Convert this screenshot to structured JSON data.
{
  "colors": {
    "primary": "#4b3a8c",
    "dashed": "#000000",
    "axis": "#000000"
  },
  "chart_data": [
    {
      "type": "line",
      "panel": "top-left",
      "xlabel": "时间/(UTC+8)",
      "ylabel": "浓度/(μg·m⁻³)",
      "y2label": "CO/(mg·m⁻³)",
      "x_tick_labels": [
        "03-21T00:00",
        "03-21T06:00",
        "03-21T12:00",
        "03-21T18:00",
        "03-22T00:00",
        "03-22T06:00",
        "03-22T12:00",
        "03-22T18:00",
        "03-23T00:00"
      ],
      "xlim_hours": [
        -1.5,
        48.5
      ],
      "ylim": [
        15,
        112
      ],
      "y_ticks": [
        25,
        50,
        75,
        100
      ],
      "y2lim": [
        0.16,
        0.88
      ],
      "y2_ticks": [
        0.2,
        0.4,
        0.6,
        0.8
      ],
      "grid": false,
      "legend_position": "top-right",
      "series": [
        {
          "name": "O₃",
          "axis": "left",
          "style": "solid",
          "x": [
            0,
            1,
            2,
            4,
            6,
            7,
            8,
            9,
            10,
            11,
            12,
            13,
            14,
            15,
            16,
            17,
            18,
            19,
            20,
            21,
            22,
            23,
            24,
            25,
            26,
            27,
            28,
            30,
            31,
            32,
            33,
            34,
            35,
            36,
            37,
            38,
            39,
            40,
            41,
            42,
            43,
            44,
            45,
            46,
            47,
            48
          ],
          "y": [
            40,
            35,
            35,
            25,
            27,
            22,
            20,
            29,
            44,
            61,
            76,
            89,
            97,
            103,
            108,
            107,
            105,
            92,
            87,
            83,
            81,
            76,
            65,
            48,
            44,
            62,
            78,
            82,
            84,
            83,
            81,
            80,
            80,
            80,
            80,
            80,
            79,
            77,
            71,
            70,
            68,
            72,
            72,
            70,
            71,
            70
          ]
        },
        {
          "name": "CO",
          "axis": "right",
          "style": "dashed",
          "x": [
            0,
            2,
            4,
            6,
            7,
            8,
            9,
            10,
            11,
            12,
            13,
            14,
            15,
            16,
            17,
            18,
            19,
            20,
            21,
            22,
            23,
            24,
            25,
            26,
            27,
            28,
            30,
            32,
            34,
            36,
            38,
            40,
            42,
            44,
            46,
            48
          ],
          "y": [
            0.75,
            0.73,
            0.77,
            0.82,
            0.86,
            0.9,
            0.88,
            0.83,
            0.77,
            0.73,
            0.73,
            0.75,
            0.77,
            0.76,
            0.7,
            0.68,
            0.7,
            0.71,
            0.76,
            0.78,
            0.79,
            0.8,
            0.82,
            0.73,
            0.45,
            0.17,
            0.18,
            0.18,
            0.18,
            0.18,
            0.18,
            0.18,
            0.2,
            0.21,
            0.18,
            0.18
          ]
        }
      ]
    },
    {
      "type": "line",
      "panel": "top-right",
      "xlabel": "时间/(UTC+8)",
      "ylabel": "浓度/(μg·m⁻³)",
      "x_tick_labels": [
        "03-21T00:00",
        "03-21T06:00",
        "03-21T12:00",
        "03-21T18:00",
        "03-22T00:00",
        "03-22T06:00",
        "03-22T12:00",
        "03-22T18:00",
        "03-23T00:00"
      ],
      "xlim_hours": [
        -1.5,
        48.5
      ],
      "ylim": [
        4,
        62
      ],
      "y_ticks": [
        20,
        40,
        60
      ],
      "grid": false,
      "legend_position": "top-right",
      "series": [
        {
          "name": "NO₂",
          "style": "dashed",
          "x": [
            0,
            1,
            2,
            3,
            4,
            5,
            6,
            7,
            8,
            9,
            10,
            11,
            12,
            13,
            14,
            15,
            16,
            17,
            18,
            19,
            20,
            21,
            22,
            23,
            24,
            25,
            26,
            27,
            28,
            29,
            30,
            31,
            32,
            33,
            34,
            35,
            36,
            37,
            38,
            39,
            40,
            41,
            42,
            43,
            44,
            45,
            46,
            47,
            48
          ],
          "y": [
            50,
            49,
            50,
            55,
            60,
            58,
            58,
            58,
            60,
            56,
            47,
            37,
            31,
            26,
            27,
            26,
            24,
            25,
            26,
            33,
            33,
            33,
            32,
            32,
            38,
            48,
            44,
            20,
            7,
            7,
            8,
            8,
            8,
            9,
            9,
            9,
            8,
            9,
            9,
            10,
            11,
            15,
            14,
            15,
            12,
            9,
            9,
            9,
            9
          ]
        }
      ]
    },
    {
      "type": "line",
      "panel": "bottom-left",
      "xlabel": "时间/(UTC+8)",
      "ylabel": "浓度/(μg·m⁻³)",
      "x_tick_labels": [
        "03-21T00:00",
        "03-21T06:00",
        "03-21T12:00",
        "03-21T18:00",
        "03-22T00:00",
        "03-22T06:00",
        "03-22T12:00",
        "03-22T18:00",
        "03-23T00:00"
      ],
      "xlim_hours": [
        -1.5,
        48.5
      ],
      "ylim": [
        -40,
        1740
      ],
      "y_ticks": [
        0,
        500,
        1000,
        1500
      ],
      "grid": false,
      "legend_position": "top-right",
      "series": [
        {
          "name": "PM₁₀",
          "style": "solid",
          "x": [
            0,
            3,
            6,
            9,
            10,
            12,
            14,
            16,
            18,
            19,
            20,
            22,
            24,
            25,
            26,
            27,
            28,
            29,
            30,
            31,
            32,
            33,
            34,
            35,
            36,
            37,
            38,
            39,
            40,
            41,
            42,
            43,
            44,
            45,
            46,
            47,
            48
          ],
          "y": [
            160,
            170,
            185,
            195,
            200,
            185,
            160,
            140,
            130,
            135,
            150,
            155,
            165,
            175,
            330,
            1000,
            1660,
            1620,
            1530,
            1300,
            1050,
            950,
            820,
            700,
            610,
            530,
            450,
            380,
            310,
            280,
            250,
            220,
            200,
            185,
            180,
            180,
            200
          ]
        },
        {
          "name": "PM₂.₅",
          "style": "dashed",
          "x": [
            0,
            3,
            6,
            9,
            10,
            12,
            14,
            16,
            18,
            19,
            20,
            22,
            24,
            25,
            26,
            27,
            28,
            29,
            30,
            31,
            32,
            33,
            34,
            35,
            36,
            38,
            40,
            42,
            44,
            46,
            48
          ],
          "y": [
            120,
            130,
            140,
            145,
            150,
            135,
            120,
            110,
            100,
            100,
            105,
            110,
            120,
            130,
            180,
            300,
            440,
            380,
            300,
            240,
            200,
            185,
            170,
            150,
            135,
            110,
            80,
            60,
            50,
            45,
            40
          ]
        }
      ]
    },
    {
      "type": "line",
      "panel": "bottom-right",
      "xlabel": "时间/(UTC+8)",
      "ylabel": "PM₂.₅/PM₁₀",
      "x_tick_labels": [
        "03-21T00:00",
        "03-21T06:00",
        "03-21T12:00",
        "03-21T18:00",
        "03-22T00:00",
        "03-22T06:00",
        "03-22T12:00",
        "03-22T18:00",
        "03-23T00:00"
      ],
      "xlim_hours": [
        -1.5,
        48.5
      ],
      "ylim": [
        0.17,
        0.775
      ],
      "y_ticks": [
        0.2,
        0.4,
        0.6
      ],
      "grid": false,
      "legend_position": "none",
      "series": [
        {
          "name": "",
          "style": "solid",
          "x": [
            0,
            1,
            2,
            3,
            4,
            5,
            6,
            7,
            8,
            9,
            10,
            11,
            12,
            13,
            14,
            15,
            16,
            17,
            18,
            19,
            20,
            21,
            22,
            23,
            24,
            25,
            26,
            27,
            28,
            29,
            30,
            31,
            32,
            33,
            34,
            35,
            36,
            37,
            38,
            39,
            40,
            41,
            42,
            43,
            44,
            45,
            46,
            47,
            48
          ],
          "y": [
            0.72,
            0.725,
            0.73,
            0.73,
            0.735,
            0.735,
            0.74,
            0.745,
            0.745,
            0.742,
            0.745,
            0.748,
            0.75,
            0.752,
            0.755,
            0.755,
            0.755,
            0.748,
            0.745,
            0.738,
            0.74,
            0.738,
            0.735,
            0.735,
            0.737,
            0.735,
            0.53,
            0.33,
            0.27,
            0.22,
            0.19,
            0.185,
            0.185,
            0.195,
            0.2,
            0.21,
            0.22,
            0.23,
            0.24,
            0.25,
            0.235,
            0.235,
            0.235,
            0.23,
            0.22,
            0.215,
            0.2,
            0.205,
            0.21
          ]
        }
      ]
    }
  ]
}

REQUIREMENT:
Whenever "bottom" turns up in a line, pick that line out.

FULL ANSWER:
      "panel": "bottom-left",
      "panel": "bottom-right",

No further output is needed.